Among the entries, which lines carry the string "HYCAM"? Copy every one.

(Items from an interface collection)

+---+

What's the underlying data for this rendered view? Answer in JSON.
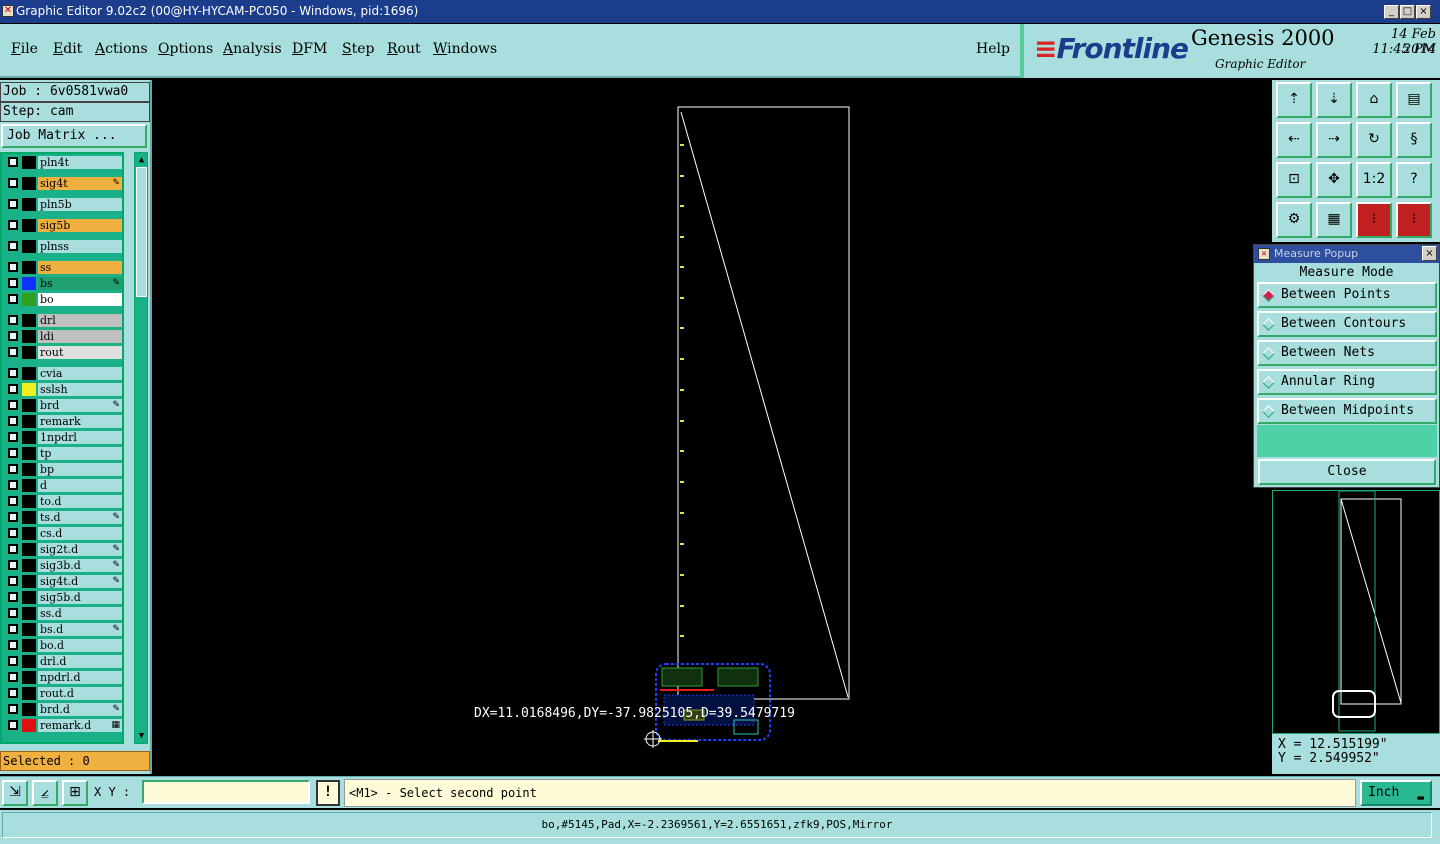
{
  "window": {
    "title": "Graphic Editor 9.02c2 (00@HY-HYCAM-PC050 - Windows, pid:1696)",
    "minimize": "_",
    "maximize": "□",
    "close": "×"
  },
  "menu": [
    {
      "label": "File",
      "ul": "F",
      "rest": "ile"
    },
    {
      "label": "Edit",
      "ul": "E",
      "rest": "dit"
    },
    {
      "label": "Actions",
      "ul": "A",
      "rest": "ctions"
    },
    {
      "label": "Options",
      "ul": "O",
      "rest": "ptions"
    },
    {
      "label": "Analysis",
      "ul": "A",
      "rest": "nalysis"
    },
    {
      "label": "DFM",
      "ul": "D",
      "rest": "FM"
    },
    {
      "label": "Step",
      "ul": "S",
      "rest": "tep"
    },
    {
      "label": "Rout",
      "ul": "R",
      "rest": "out"
    },
    {
      "label": "Windows",
      "ul": "W",
      "rest": "indows"
    },
    {
      "label": "Help",
      "ul": "",
      "rest": "Help"
    }
  ],
  "brand": {
    "logo": "Frontline",
    "product": "Genesis 2000",
    "subtitle": "Graphic Editor",
    "date": "14 Feb 2014",
    "time": "11:45 PM"
  },
  "left": {
    "job": "Job : 6v0581vwa0",
    "step": "Step: cam",
    "job_matrix": "Job Matrix ...",
    "selected": "Selected : 0"
  },
  "layers": [
    {
      "name": "pln4t",
      "swatch": "",
      "bg": "#a8dede",
      "mark": ""
    },
    {
      "name": "sig4t",
      "swatch": "",
      "bg": "#f0b040",
      "mark": "✎"
    },
    {
      "name": "pln5b",
      "swatch": "",
      "bg": "#a8dede",
      "mark": ""
    },
    {
      "name": "sig5b",
      "swatch": "",
      "bg": "#f0b040",
      "mark": ""
    },
    {
      "name": "plnss",
      "swatch": "",
      "bg": "#a8dede",
      "mark": ""
    },
    {
      "name": "ss",
      "swatch": "",
      "bg": "#f0b040",
      "mark": ""
    },
    {
      "name": "bs",
      "swatch": "#1030ff",
      "bg": "#20a070",
      "mark": "✎"
    },
    {
      "name": "bo",
      "swatch": "#30a020",
      "bg": "#ffffff",
      "mark": ""
    },
    {
      "name": "drl",
      "swatch": "",
      "bg": "#c0c0c0",
      "mark": ""
    },
    {
      "name": "ldi",
      "swatch": "",
      "bg": "#c0c0c0",
      "mark": ""
    },
    {
      "name": "rout",
      "swatch": "",
      "bg": "#e0e0e0",
      "mark": ""
    },
    {
      "name": "cvia",
      "swatch": "",
      "bg": "#a8dede",
      "mark": ""
    },
    {
      "name": "sslsh",
      "swatch": "#f0f020",
      "bg": "#a8dede",
      "mark": ""
    },
    {
      "name": "brd",
      "swatch": "",
      "bg": "#a8dede",
      "mark": "✎"
    },
    {
      "name": "remark",
      "swatch": "",
      "bg": "#a8dede",
      "mark": ""
    },
    {
      "name": "1npdrl",
      "swatch": "",
      "bg": "#a8dede",
      "mark": ""
    },
    {
      "name": "tp",
      "swatch": "",
      "bg": "#a8dede",
      "mark": ""
    },
    {
      "name": "bp",
      "swatch": "",
      "bg": "#a8dede",
      "mark": ""
    },
    {
      "name": "d",
      "swatch": "",
      "bg": "#a8dede",
      "mark": ""
    },
    {
      "name": "to.d",
      "swatch": "",
      "bg": "#a8dede",
      "mark": ""
    },
    {
      "name": "ts.d",
      "swatch": "",
      "bg": "#a8dede",
      "mark": "✎"
    },
    {
      "name": "cs.d",
      "swatch": "",
      "bg": "#a8dede",
      "mark": ""
    },
    {
      "name": "sig2t.d",
      "swatch": "",
      "bg": "#a8dede",
      "mark": "✎"
    },
    {
      "name": "sig3b.d",
      "swatch": "",
      "bg": "#a8dede",
      "mark": "✎"
    },
    {
      "name": "sig4t.d",
      "swatch": "",
      "bg": "#a8dede",
      "mark": "✎"
    },
    {
      "name": "sig5b.d",
      "swatch": "",
      "bg": "#a8dede",
      "mark": ""
    },
    {
      "name": "ss.d",
      "swatch": "",
      "bg": "#a8dede",
      "mark": ""
    },
    {
      "name": "bs.d",
      "swatch": "",
      "bg": "#a8dede",
      "mark": "✎"
    },
    {
      "name": "bo.d",
      "swatch": "",
      "bg": "#a8dede",
      "mark": ""
    },
    {
      "name": "drl.d",
      "swatch": "",
      "bg": "#a8dede",
      "mark": ""
    },
    {
      "name": "npdrl.d",
      "swatch": "",
      "bg": "#a8dede",
      "mark": ""
    },
    {
      "name": "rout.d",
      "swatch": "",
      "bg": "#a8dede",
      "mark": ""
    },
    {
      "name": "brd.d",
      "swatch": "",
      "bg": "#a8dede",
      "mark": "✎"
    },
    {
      "name": "remark.d",
      "swatch": "#e01010",
      "bg": "#a8dede",
      "mark": "▦"
    }
  ],
  "canvas": {
    "readout": "DX=11.0168496,DY=-37.9825105,D=39.5479719"
  },
  "tools": {
    "one_to_two": "1:2",
    "help": "?"
  },
  "measure_popup": {
    "title": "Measure Popup",
    "mode_label": "Measure Mode",
    "options": [
      {
        "label": "Between Points",
        "selected": true
      },
      {
        "label": "Between Contours",
        "selected": false
      },
      {
        "label": "Between Nets",
        "selected": false
      },
      {
        "label": "Annular Ring",
        "selected": false
      },
      {
        "label": "Between Midpoints",
        "selected": false
      }
    ],
    "close": "Close"
  },
  "coords": {
    "x": "X = 12.515199\"",
    "y": "Y = 2.549952\""
  },
  "cmd": {
    "xy_label": "X Y :",
    "xy_value": "",
    "excl": "!",
    "prompt": "<M1> - Select second point",
    "unit": "Inch",
    "unit_dd": "▬"
  },
  "status": "bo,#5145,Pad,X=-2.2369561,Y=2.6551651,zfk9,POS,Mirror",
  "colors": {
    "panel": "#a8dede",
    "accent_green": "#1ab088",
    "orange": "#f0b040",
    "title_blue": "#1b3d8c"
  }
}
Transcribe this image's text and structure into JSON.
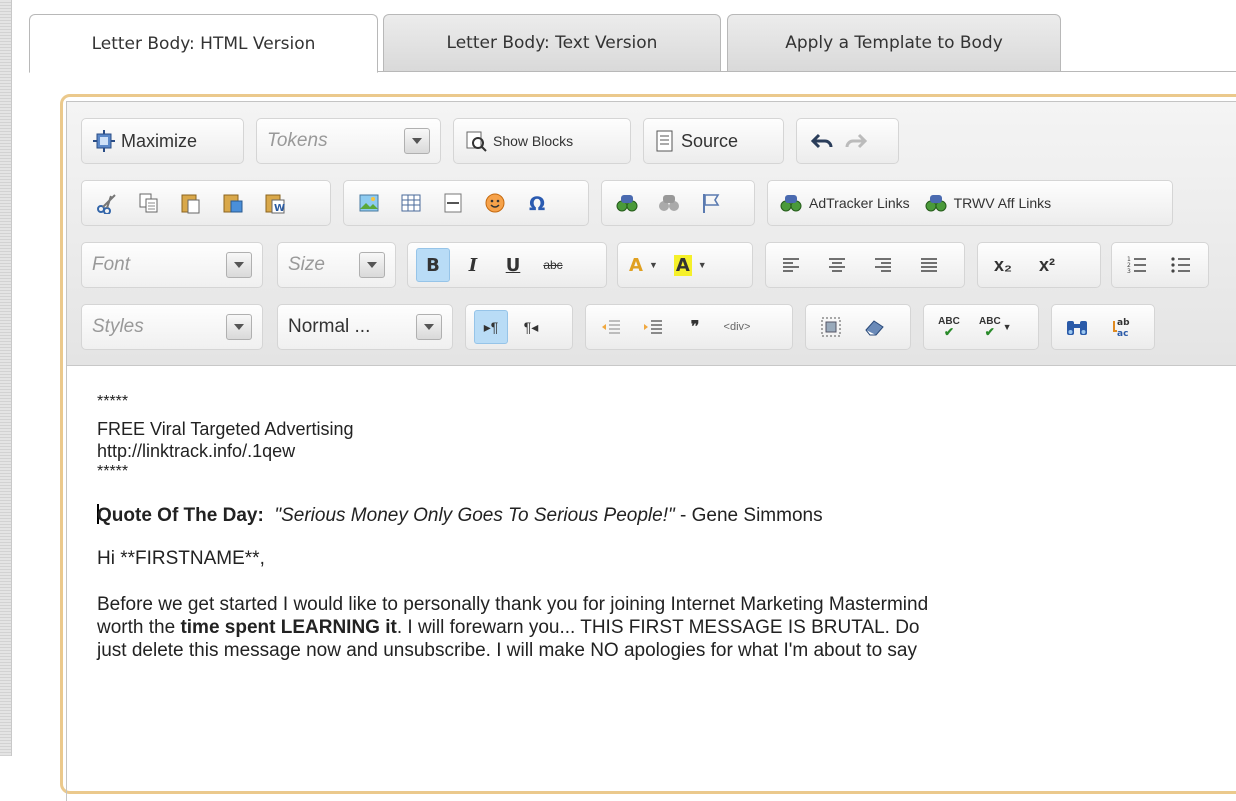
{
  "tabs": [
    {
      "label": "Letter Body: HTML Version",
      "active": true
    },
    {
      "label": "Letter Body: Text Version",
      "active": false
    },
    {
      "label": "Apply a Template to Body",
      "active": false
    }
  ],
  "toolbar": {
    "maximize_label": "Maximize",
    "tokens_placeholder": "Tokens",
    "show_blocks_label": "Show Blocks",
    "source_label": "Source",
    "adtracker_label": "AdTracker Links",
    "trwv_label": "TRWV Aff Links",
    "font_placeholder": "Font",
    "size_placeholder": "Size",
    "styles_placeholder": "Styles",
    "format_value": "Normal ...",
    "bold_label": "B",
    "italic_label": "I",
    "underline_label": "U",
    "strike_label": "abc",
    "textcolor_label": "A",
    "bgcolor_label": "A",
    "sub_label": "x₂",
    "sup_label": "x²",
    "spell_label": "ABC",
    "spell2_label": "ABC"
  },
  "content": {
    "stars1": "*****",
    "ad_line": "FREE Viral Targeted Advertising",
    "ad_url": "http://linktrack.info/.1qew",
    "stars2": "*****",
    "quote_label": "Quote Of The Day:",
    "quote_text": "\"Serious Money Only Goes To Serious People!\"",
    "quote_author": " - Gene Simmons",
    "greeting": "Hi **FIRSTNAME**,",
    "para1_a": "Before we get started I would like to personally thank you for joining Internet Marketing Mastermind",
    "para1_b_pre": "worth the ",
    "para1_b_bold": "time spent LEARNING it",
    "para1_b_post": ".  I will forewarn you... THIS FIRST MESSAGE IS BRUTAL.  Do",
    "para1_c": "just delete this message now and unsubscribe.  I will make NO apologies for what I'm about to say"
  }
}
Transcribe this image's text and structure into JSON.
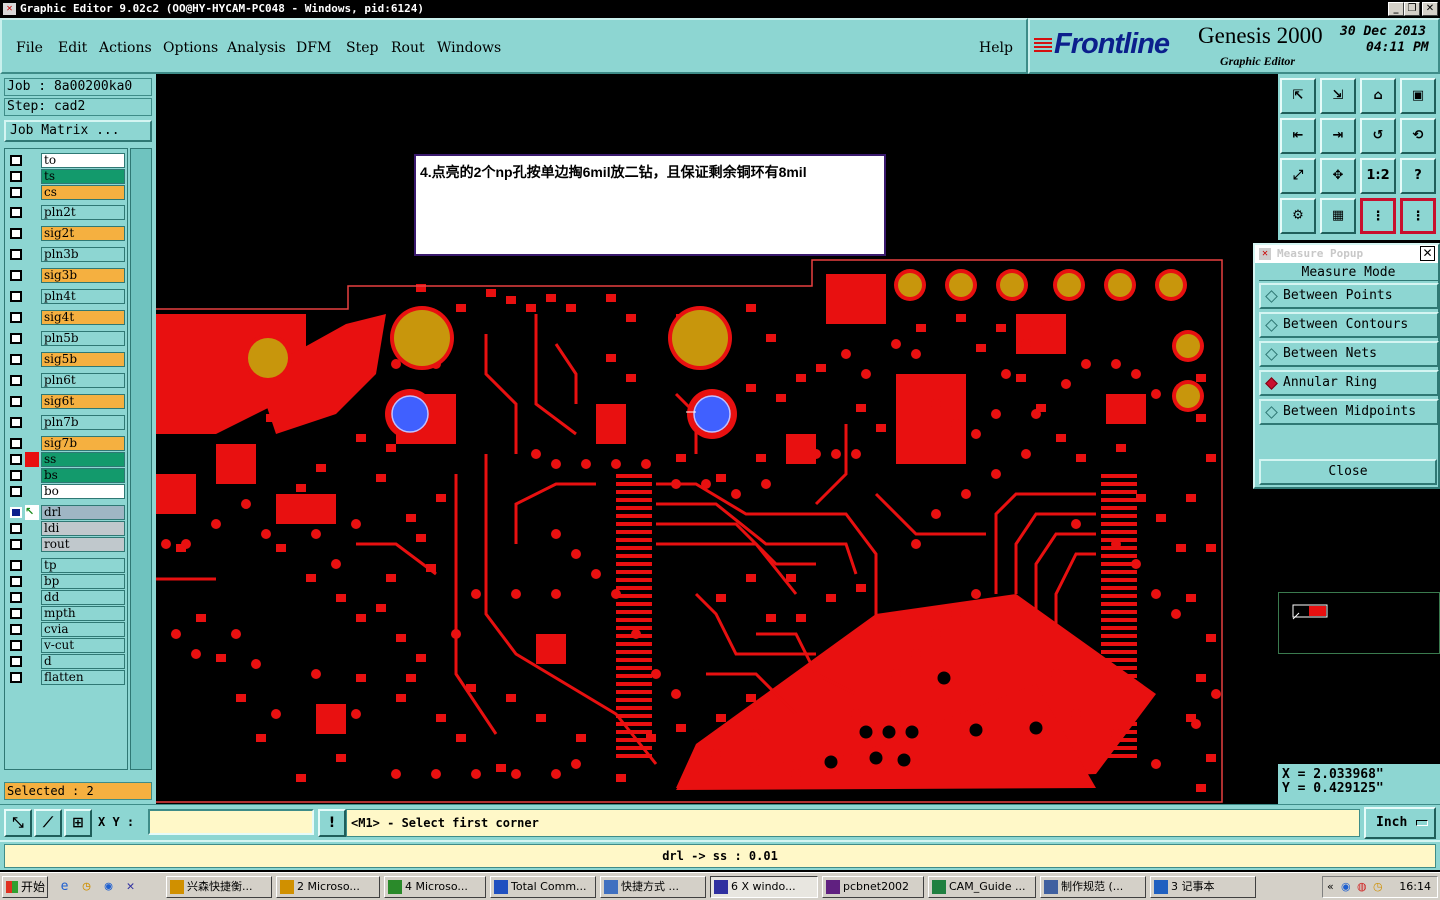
{
  "window": {
    "title": "Graphic Editor 9.02c2  (OO@HY-HYCAM-PC048 - Windows, pid:6124)"
  },
  "menu": {
    "file": "File",
    "edit": "Edit",
    "actions": "Actions",
    "options": "Options",
    "analysis": "Analysis",
    "dfm": "DFM",
    "step": "Step",
    "rout": "Rout",
    "windows": "Windows",
    "help": "Help"
  },
  "brand": {
    "logo": "Frontline",
    "product": "Genesis 2000",
    "subtitle": "Graphic Editor",
    "date_line1": "30  Dec  2013",
    "date_line2": "04:11  PM"
  },
  "left": {
    "job": "Job  :  8a00200ka0",
    "step": "Step:  cad2",
    "job_matrix": "Job Matrix ...",
    "selected": "Selected : 2"
  },
  "layers": [
    {
      "name": "to",
      "bg": "#ffffff",
      "swatch": ""
    },
    {
      "name": "ts",
      "bg": "#139a6c",
      "swatch": ""
    },
    {
      "name": "cs",
      "bg": "#f5b040",
      "swatch": ""
    },
    {
      "name": "pln2t",
      "bg": "#8dd6d2",
      "swatch": ""
    },
    {
      "name": "sig2t",
      "bg": "#f5b040",
      "swatch": ""
    },
    {
      "name": "pln3b",
      "bg": "#8dd6d2",
      "swatch": ""
    },
    {
      "name": "sig3b",
      "bg": "#f5b040",
      "swatch": ""
    },
    {
      "name": "pln4t",
      "bg": "#8dd6d2",
      "swatch": ""
    },
    {
      "name": "sig4t",
      "bg": "#f5b040",
      "swatch": ""
    },
    {
      "name": "pln5b",
      "bg": "#8dd6d2",
      "swatch": ""
    },
    {
      "name": "sig5b",
      "bg": "#f5b040",
      "swatch": ""
    },
    {
      "name": "pln6t",
      "bg": "#8dd6d2",
      "swatch": ""
    },
    {
      "name": "sig6t",
      "bg": "#f5b040",
      "swatch": ""
    },
    {
      "name": "pln7b",
      "bg": "#8dd6d2",
      "swatch": ""
    },
    {
      "name": "sig7b",
      "bg": "#f5b040",
      "swatch": ""
    },
    {
      "name": "ss",
      "bg": "#139a6c",
      "swatch": "#e81010"
    },
    {
      "name": "bs",
      "bg": "#139a6c",
      "swatch": ""
    },
    {
      "name": "bo",
      "bg": "#ffffff",
      "swatch": ""
    },
    {
      "name": "drl",
      "bg": "#9fb6c4",
      "swatch": "",
      "active": true
    },
    {
      "name": "ldi",
      "bg": "#c0c8cc",
      "swatch": ""
    },
    {
      "name": "rout",
      "bg": "#c0c8cc",
      "swatch": ""
    },
    {
      "name": "tp",
      "bg": "#8dd6d2",
      "swatch": ""
    },
    {
      "name": "bp",
      "bg": "#8dd6d2",
      "swatch": ""
    },
    {
      "name": "dd",
      "bg": "#8dd6d2",
      "swatch": ""
    },
    {
      "name": "mpth",
      "bg": "#8dd6d2",
      "swatch": ""
    },
    {
      "name": "cvia",
      "bg": "#8dd6d2",
      "swatch": ""
    },
    {
      "name": "v-cut",
      "bg": "#8dd6d2",
      "swatch": ""
    },
    {
      "name": "d",
      "bg": "#8dd6d2",
      "swatch": ""
    },
    {
      "name": "flatten",
      "bg": "#8dd6d2",
      "swatch": ""
    }
  ],
  "note": {
    "text": "4.点亮的2个np孔按单边掏6mil放二钻，且保证剩余铜环有8mil"
  },
  "measure": {
    "title": "Measure Popup",
    "mode_label": "Measure Mode",
    "options": [
      "Between Points",
      "Between Contours",
      "Between Nets",
      "Annular Ring",
      "Between Midpoints"
    ],
    "selected": "Annular Ring",
    "close": "Close"
  },
  "toolbar_icons": {
    "ratio": "1:2",
    "help": "?"
  },
  "coords": {
    "x": "X  =  2.033968\"",
    "y": "Y  =  0.429125\""
  },
  "bottom": {
    "xy_label": "X Y :",
    "xy_value": "",
    "prompt": "<M1> - Select first corner",
    "unit": "Inch",
    "status": "drl -> ss : 0.01"
  },
  "taskbar": {
    "start": "开始",
    "tasks": [
      "兴森快捷衡...",
      "2 Microso...",
      "4 Microso...",
      "Total Comm...",
      "快捷方式 ...",
      "6 X windo...",
      "pcbnet2002",
      "CAM_Guide ...",
      "制作规范 (...",
      "3 记事本"
    ],
    "clock": "16:14"
  },
  "colors": {
    "panel": "#8dd6d2",
    "copper": "#e81010",
    "pad_gold": "#c8960c",
    "drill_blue": "#4060ff",
    "brand_blue": "#0b1f8c"
  }
}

+---+

### TASK OUTPUT:
    "title": "Graphic Editor 9.02c2 (00@HY-HYCAM-PC050 - Windows, pid:1696)",
    "title": "Graphic Editor 9.02c2  (OO@HY-HYCAM-PC048 - Windows, pid:6124)"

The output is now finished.